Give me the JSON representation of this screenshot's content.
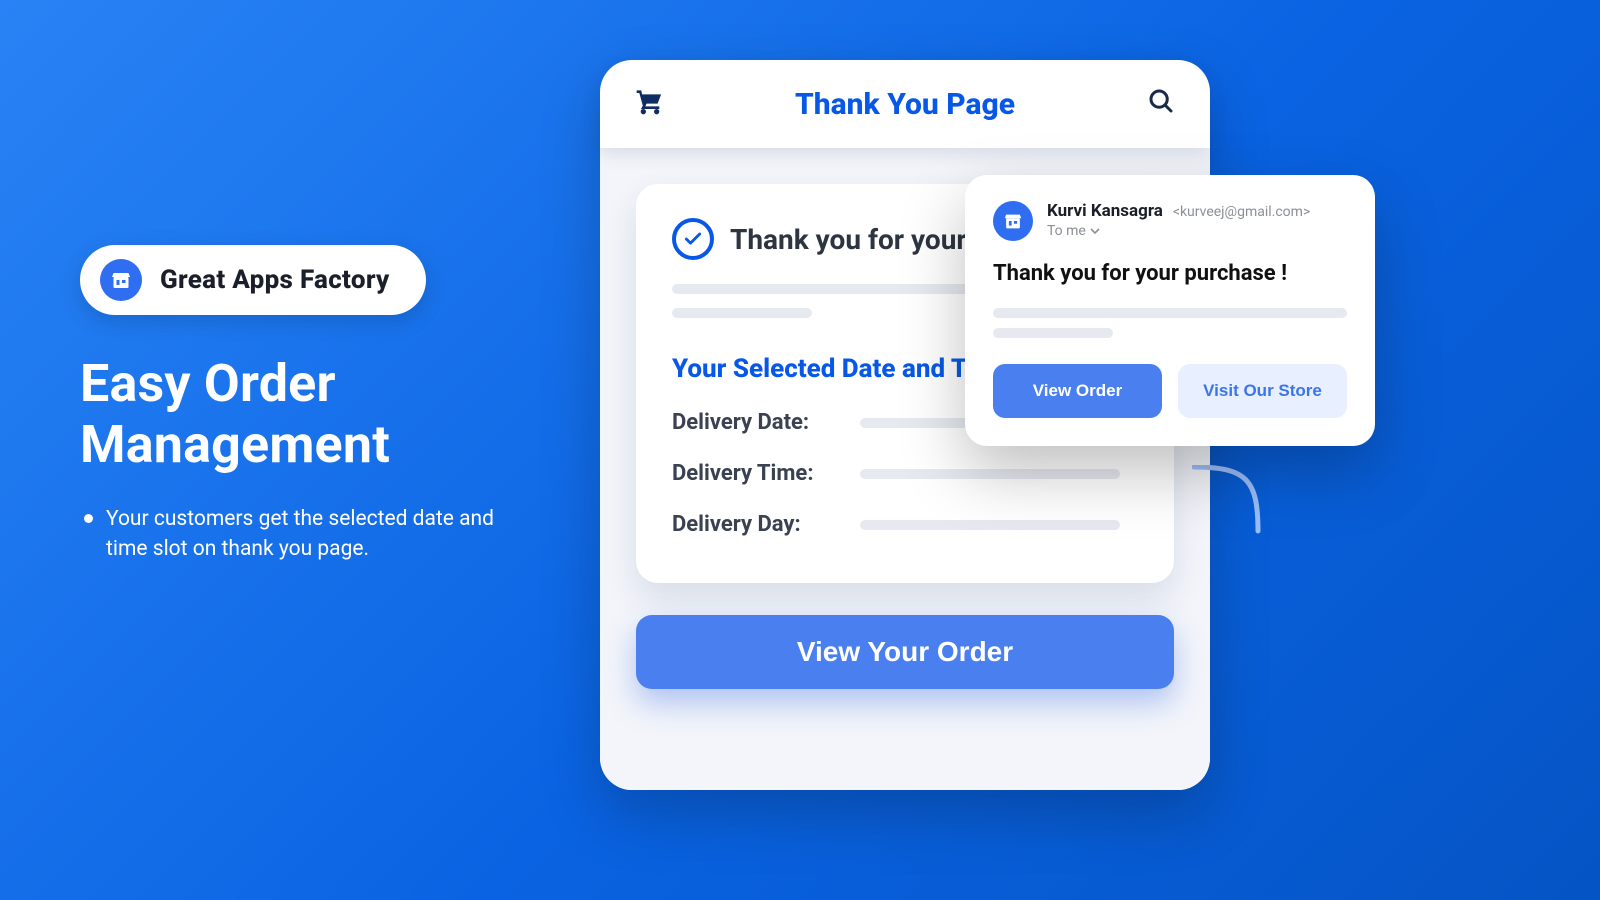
{
  "left": {
    "brand": "Great Apps Factory",
    "headline": "Easy Order Management",
    "bullet1": "Your customers get the selected date and time slot on thank you page."
  },
  "device": {
    "header_title": "Thank You Page",
    "thx": "Thank you for your purchase !",
    "section": "Your Selected Date and Time",
    "delivery_date_label": "Delivery Date:",
    "delivery_time_label": "Delivery Time:",
    "delivery_day_label": "Delivery Day:",
    "cta": "View Your Order"
  },
  "email": {
    "from_name": "Kurvi Kansagra",
    "from_email": "<kurveej@gmail.com>",
    "to_line": "To me",
    "subject": "Thank you for your purchase !",
    "view_order": "View Order",
    "visit_store": "Visit Our Store"
  }
}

Task requirements: Word for word, quote the full listing, omitting every picture.

Answer in full:
Give me the JSON representation of this screenshot's content.
{
  "left": {
    "brand": "Great Apps Factory",
    "headline": "Easy Order Management",
    "bullet1": "Your customers get the selected date and time slot on thank you page."
  },
  "device": {
    "header_title": "Thank You Page",
    "thx": "Thank you for your purchase !",
    "section": "Your Selected Date and Time",
    "delivery_date_label": "Delivery Date:",
    "delivery_time_label": "Delivery Time:",
    "delivery_day_label": "Delivery Day:",
    "cta": "View Your Order"
  },
  "email": {
    "from_name": "Kurvi Kansagra",
    "from_email": "<kurveej@gmail.com>",
    "to_line": "To me",
    "subject": "Thank you for your purchase !",
    "view_order": "View Order",
    "visit_store": "Visit Our Store"
  }
}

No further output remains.